# EXTRACTED MATERIAL start

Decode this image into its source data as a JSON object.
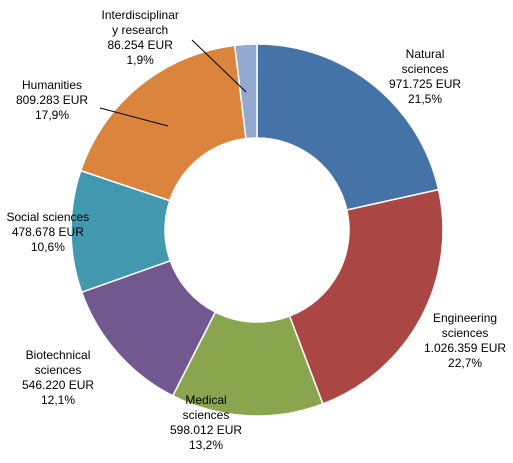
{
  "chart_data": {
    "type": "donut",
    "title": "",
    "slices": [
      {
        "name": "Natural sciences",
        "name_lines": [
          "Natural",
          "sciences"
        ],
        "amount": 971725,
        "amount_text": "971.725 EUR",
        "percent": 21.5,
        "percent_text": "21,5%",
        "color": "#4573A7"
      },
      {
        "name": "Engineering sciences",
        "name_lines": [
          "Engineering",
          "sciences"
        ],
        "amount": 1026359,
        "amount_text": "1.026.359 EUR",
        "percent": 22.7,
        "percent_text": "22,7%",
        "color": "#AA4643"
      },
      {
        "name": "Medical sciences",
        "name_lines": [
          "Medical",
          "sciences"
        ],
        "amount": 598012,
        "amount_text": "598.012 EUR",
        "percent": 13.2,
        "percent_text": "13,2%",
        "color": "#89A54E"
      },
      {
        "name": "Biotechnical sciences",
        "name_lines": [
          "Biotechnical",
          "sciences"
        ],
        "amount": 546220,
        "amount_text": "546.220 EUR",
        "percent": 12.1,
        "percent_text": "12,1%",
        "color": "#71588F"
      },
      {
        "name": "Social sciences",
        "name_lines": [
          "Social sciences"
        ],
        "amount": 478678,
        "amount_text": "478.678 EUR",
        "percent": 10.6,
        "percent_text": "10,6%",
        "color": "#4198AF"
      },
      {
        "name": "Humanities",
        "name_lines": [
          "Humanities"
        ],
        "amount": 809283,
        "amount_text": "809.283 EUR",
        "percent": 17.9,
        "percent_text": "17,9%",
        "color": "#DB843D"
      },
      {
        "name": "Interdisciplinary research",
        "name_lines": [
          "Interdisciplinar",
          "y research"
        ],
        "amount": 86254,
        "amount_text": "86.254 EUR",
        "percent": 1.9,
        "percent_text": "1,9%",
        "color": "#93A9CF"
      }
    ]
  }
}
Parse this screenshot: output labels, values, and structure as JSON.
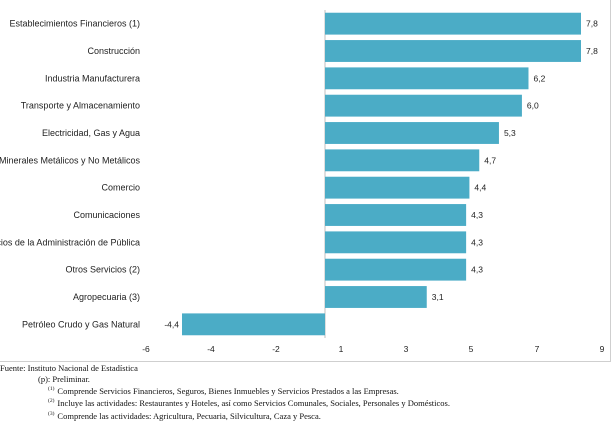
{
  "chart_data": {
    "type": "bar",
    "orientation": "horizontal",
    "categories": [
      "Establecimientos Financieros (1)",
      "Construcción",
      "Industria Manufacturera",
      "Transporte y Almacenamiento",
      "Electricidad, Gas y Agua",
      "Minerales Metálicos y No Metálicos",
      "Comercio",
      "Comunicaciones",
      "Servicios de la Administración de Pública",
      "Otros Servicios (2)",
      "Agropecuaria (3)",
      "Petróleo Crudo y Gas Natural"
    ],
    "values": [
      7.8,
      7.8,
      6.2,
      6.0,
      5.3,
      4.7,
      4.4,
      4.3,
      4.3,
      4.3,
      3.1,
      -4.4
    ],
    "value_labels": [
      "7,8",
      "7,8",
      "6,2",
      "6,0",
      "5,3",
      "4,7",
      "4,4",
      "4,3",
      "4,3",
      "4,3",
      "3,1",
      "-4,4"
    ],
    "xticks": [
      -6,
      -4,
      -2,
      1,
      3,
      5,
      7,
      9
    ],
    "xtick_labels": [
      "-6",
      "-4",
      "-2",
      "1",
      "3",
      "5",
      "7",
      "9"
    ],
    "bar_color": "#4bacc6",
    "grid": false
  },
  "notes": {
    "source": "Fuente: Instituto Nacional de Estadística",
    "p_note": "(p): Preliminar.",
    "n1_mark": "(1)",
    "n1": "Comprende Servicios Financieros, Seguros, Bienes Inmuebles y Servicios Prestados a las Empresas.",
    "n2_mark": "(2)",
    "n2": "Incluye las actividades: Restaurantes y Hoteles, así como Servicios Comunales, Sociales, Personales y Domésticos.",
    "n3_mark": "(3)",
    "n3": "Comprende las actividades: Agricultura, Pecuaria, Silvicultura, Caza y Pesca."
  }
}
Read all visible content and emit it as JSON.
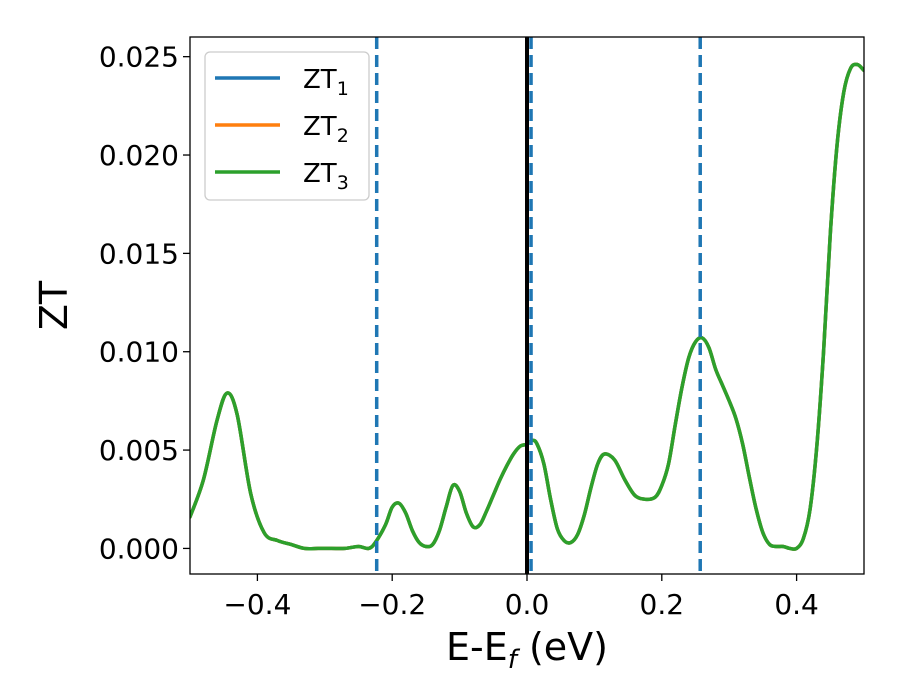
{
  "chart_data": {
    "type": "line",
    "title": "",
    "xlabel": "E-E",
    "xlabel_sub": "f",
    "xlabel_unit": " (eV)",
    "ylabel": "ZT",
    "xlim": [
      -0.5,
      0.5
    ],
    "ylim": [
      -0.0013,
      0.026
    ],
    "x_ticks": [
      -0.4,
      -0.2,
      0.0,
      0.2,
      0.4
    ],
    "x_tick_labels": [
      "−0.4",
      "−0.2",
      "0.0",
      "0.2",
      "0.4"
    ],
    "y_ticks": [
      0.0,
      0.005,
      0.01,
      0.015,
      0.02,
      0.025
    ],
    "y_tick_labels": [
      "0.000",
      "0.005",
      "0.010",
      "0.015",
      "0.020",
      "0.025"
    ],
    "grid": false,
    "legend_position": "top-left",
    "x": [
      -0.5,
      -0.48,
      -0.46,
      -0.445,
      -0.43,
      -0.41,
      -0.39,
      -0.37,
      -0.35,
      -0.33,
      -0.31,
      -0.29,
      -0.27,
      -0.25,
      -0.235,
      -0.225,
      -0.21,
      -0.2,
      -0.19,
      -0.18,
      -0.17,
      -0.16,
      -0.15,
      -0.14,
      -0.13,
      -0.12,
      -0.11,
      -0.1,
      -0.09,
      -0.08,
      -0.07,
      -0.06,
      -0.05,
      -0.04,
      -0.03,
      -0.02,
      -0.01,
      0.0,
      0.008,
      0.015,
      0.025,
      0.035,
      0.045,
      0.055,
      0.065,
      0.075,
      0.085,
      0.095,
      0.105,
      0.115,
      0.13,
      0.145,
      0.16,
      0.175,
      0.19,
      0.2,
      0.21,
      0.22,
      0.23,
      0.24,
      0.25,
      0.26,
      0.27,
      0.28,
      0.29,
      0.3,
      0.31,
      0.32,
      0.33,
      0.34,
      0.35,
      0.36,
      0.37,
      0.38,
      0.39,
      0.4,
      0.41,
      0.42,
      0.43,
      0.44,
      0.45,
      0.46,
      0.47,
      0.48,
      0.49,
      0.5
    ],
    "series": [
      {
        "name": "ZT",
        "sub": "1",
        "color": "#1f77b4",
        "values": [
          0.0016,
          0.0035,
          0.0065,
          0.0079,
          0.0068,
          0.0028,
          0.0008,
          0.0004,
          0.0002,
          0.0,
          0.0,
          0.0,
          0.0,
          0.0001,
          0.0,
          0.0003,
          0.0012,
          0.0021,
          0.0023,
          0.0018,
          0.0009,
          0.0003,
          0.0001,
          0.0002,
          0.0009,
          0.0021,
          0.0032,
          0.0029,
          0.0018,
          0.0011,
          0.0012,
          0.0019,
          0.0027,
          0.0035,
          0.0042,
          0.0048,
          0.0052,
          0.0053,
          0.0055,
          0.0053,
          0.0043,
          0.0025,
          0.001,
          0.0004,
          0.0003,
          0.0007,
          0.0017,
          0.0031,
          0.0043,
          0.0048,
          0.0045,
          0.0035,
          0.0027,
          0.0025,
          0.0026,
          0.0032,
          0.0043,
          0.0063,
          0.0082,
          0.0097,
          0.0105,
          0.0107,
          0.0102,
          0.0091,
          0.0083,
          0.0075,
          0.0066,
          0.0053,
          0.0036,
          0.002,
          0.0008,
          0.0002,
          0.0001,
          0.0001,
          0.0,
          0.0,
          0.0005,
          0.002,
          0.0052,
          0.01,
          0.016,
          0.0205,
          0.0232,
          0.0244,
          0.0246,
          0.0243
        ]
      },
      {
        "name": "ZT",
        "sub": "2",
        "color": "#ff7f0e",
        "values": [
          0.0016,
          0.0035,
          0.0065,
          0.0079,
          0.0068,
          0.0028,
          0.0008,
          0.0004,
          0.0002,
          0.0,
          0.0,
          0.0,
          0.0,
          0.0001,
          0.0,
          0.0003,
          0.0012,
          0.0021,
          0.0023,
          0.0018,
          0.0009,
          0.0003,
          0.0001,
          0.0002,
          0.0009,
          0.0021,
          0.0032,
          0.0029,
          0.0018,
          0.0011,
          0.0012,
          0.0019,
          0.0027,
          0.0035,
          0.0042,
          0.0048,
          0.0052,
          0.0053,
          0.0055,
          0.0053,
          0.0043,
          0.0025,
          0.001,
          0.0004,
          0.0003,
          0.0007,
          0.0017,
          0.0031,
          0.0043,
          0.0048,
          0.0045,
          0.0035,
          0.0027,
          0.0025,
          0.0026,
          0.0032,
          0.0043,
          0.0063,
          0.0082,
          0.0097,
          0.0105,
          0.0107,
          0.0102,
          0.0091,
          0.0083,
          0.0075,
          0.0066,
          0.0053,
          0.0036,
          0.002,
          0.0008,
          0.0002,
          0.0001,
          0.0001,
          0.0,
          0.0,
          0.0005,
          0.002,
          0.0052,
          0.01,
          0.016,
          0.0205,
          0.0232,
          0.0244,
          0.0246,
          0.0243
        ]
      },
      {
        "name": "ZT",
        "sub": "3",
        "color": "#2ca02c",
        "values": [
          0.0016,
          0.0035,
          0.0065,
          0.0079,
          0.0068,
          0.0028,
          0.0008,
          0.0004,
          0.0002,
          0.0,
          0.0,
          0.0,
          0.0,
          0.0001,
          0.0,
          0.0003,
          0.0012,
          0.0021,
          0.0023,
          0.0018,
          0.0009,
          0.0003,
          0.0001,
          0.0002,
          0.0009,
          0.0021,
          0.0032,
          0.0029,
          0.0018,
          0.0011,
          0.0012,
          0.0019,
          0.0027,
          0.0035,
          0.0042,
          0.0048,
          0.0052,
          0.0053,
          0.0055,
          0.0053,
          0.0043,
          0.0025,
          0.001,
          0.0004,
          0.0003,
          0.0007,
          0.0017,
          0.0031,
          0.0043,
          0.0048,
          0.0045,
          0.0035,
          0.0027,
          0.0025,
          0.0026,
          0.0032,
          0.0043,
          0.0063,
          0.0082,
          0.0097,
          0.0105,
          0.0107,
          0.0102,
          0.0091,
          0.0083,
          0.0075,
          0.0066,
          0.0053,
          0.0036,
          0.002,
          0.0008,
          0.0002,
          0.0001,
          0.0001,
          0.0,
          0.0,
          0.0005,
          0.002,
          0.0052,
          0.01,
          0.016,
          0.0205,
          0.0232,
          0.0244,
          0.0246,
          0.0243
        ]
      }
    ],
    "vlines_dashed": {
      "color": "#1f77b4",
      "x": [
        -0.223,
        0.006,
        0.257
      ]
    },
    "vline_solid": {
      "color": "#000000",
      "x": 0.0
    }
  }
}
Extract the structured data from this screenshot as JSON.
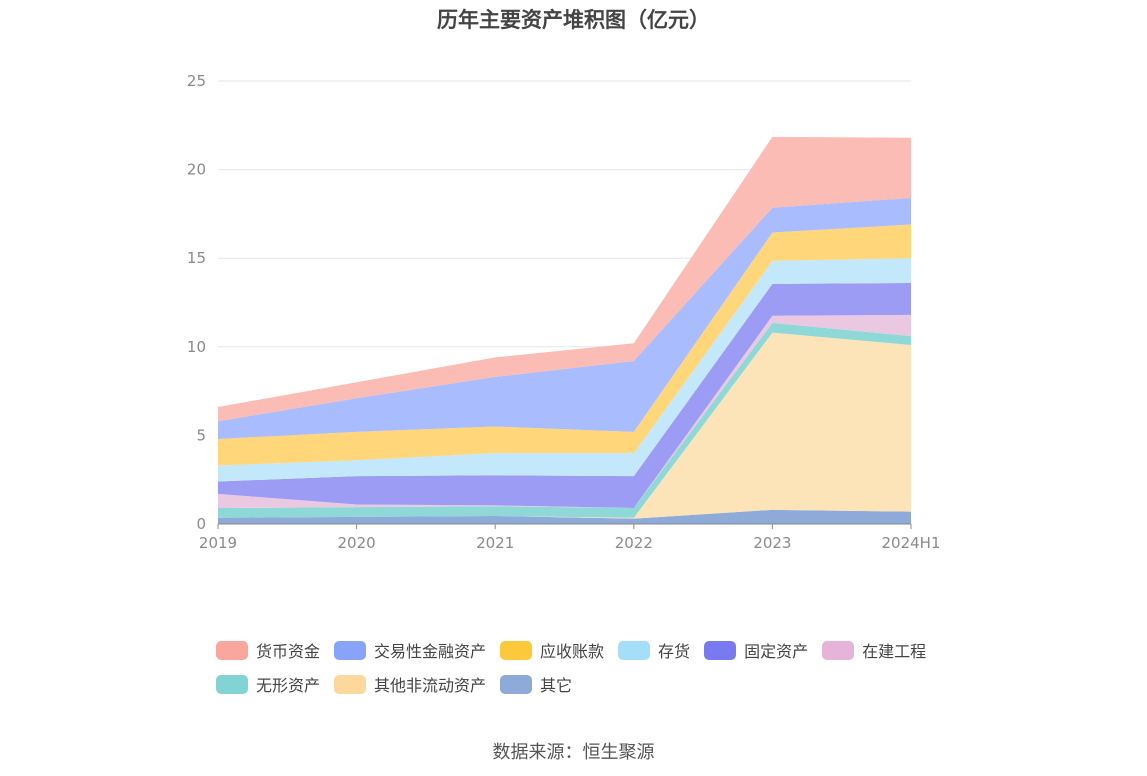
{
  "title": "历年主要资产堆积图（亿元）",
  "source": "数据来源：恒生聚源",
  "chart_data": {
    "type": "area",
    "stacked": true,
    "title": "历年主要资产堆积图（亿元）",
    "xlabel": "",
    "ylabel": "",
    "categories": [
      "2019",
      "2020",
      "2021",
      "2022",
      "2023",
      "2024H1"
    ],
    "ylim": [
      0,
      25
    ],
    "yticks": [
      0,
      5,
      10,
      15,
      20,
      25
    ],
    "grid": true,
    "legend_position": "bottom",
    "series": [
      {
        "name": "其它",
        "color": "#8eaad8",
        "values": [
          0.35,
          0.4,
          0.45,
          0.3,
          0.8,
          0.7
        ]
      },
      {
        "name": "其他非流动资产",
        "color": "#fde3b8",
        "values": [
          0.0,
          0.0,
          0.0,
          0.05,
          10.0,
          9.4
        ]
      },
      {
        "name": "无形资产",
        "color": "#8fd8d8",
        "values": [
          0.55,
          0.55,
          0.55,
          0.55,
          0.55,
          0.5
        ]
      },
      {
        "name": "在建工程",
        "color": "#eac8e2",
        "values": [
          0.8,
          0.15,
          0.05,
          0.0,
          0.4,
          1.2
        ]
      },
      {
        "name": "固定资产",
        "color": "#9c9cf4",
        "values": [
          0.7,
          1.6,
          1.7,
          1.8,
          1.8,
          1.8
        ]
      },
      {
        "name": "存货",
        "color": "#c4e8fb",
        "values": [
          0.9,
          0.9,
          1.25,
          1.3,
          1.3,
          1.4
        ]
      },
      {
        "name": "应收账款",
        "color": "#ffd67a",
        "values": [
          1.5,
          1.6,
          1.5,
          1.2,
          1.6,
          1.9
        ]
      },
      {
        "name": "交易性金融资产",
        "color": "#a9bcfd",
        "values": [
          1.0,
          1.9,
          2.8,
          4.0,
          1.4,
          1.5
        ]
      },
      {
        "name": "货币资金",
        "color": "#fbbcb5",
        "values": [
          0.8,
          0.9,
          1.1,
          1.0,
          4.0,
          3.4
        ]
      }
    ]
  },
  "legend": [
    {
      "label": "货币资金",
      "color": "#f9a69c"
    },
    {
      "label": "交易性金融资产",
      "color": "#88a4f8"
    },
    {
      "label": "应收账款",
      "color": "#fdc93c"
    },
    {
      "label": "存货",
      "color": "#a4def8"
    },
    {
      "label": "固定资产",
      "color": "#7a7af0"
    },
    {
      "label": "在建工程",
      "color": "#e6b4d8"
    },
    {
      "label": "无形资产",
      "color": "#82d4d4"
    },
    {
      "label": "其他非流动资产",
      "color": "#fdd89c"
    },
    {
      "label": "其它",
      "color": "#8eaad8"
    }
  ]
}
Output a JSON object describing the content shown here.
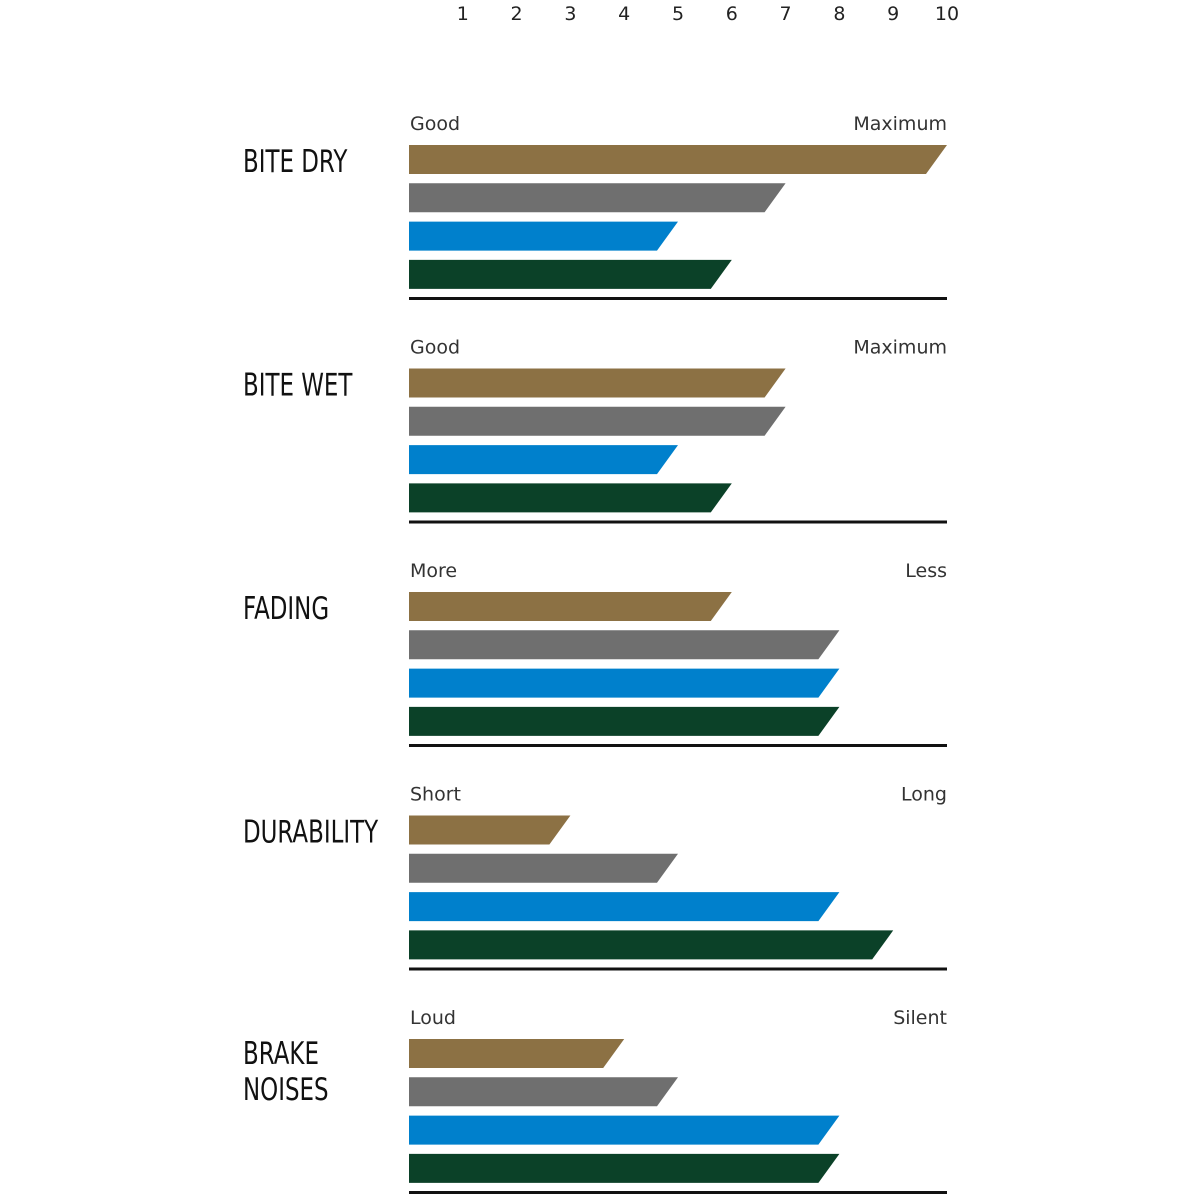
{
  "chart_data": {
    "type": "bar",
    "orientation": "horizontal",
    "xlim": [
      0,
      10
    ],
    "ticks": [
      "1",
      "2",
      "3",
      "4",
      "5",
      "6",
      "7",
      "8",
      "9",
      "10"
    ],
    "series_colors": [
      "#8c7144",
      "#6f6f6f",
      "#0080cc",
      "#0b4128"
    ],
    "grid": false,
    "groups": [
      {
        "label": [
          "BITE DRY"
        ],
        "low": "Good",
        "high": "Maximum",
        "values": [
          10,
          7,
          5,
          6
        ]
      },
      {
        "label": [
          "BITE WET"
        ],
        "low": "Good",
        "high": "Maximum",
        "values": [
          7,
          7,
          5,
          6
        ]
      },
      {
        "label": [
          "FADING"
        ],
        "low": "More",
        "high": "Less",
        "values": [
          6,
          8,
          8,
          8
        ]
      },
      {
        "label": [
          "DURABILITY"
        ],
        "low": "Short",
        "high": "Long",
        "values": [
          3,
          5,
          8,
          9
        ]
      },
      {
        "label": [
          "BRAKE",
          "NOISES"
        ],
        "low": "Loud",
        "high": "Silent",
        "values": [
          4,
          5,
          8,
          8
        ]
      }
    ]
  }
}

# EXTRACTED MATERIAL end

STATED PROBLEM: Find the word "Comprende" in the data and show each line that holds it.

RESULT OF THIS TASK:
    "n1": "Comprende Servicios Financieros, Seguros, Bienes Inmuebles y Servicios Prestados a las Empresas.",
    "n3": "Comprende las actividades: Agricultura, Pecuaria, Silvicultura, Caza y Pesca."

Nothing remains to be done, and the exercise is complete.